## GIVEN TASK
Report all lines holding "screenshot".

--

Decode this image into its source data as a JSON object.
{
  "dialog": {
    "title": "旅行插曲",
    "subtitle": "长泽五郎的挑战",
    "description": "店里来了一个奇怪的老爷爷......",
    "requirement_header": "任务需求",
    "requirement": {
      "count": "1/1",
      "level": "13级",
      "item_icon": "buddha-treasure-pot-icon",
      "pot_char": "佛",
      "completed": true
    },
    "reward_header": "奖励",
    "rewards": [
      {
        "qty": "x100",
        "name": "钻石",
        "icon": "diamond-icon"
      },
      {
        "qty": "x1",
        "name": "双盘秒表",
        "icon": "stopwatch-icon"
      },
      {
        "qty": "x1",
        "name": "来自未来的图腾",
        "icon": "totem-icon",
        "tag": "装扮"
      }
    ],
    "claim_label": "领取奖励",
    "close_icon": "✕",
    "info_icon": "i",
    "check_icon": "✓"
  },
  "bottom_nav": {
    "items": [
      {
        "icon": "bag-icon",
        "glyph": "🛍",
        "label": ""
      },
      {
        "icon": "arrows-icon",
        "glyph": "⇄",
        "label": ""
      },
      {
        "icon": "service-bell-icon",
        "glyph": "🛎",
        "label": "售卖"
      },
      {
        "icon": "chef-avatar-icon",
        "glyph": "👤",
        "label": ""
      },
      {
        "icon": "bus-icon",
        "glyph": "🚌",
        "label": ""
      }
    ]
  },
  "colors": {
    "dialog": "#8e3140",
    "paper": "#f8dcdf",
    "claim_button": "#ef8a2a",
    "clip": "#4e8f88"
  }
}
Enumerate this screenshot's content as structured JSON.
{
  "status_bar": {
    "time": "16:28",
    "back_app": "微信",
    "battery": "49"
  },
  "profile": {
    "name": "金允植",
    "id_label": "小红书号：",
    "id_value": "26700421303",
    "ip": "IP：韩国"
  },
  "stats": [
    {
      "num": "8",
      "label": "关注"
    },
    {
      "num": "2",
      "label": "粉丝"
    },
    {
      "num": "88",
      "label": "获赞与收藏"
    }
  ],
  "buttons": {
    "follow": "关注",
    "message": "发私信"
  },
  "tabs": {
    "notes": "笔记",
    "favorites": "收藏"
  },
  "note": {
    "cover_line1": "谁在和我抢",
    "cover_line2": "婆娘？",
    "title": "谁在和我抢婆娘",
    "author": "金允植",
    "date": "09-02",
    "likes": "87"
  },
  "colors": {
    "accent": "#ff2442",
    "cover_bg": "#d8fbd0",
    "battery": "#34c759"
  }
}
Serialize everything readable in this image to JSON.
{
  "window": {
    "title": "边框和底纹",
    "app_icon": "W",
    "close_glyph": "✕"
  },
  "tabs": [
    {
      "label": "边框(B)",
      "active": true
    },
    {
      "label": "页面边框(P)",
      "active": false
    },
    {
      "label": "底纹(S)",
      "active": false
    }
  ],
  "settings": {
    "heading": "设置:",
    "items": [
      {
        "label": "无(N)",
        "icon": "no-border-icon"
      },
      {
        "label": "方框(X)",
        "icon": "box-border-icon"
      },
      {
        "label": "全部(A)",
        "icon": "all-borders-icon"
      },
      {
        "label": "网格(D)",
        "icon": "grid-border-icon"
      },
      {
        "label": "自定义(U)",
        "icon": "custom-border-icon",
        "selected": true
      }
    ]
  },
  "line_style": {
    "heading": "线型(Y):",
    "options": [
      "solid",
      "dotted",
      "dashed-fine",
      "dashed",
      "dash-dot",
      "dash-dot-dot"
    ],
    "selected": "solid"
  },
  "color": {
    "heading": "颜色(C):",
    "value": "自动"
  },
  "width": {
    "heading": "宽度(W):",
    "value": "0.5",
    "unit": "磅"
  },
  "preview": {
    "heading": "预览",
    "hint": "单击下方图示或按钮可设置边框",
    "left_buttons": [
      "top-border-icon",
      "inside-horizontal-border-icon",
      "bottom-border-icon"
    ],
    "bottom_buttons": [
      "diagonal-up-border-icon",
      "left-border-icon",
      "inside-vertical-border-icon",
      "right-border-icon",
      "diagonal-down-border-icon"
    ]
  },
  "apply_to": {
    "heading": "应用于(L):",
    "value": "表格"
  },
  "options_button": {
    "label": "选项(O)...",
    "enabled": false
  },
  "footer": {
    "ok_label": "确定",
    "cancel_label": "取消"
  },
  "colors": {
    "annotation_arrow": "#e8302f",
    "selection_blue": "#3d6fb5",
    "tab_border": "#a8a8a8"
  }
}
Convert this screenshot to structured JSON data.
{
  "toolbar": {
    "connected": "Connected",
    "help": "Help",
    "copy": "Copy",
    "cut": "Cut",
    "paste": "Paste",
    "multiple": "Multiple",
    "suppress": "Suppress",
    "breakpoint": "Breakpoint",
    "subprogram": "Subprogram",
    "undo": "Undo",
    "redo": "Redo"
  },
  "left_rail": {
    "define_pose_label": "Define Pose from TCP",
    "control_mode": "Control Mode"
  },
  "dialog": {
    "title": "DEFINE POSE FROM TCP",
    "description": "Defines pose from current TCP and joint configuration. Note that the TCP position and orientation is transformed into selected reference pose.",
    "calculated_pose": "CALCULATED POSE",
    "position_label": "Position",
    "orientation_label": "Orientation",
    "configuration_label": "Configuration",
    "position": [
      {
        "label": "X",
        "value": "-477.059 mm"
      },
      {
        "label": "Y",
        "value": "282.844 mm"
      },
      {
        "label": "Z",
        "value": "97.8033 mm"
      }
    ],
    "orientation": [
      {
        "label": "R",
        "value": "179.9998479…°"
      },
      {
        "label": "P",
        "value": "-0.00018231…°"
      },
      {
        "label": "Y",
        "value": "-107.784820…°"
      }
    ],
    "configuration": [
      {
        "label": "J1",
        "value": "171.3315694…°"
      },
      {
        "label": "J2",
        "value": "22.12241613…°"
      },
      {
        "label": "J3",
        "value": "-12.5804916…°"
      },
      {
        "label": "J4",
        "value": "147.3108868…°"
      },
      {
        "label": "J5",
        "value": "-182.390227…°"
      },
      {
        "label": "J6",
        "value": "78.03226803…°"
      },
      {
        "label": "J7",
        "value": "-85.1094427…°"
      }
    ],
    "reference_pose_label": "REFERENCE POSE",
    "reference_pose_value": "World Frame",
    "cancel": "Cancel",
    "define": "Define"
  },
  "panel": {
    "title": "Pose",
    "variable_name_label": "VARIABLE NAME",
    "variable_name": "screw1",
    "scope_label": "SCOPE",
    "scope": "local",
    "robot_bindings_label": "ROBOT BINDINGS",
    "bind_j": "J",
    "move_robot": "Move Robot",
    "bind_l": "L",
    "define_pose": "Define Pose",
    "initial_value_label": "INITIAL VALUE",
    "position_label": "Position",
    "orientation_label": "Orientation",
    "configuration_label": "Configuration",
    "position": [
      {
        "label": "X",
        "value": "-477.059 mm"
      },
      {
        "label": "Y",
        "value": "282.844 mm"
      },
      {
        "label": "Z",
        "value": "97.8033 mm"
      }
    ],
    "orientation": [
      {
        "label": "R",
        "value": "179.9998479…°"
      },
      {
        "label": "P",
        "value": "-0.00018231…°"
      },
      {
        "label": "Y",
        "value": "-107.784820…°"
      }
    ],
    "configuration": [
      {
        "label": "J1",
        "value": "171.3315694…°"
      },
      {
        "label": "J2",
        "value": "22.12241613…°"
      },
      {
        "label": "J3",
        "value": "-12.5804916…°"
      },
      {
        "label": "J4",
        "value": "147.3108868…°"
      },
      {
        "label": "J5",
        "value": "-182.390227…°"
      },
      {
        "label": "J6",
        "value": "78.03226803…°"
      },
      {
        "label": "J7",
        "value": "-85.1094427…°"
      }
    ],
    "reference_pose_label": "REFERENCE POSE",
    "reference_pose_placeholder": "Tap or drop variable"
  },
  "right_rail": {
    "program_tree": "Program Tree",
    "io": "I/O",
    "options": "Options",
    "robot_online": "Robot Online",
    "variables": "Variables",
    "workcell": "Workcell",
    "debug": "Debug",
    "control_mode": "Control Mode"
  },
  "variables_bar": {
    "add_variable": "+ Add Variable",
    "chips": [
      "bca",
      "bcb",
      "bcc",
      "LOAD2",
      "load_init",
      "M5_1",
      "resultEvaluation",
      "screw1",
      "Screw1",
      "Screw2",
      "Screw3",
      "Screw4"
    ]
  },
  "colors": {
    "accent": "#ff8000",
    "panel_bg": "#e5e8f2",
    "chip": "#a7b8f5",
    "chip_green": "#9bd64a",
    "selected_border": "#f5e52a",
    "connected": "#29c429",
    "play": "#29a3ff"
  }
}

--

## EXERCISE SOLUTION
Enumerate this screenshot's content as structured JSON.
Convert this screenshot to structured JSON data.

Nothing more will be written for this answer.